Using the data below, gather each line that includes the word "name".
---------------
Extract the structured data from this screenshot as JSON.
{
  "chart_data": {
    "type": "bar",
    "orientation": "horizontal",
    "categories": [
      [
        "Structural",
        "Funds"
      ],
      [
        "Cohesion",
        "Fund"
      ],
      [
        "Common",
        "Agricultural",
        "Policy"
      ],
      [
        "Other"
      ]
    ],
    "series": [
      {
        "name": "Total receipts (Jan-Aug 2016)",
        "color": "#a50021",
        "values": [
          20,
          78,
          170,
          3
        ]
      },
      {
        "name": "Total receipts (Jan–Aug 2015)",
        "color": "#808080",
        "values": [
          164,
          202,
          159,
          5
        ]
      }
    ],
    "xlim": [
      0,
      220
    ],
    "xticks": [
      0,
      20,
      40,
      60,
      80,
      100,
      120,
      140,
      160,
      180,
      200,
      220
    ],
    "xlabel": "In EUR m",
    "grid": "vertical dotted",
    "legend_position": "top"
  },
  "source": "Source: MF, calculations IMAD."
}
---------------
RESULT:
        "name": "Total receipts (Jan-Aug 2016)",
        "name": "Total receipts (Jan–Aug 2015)",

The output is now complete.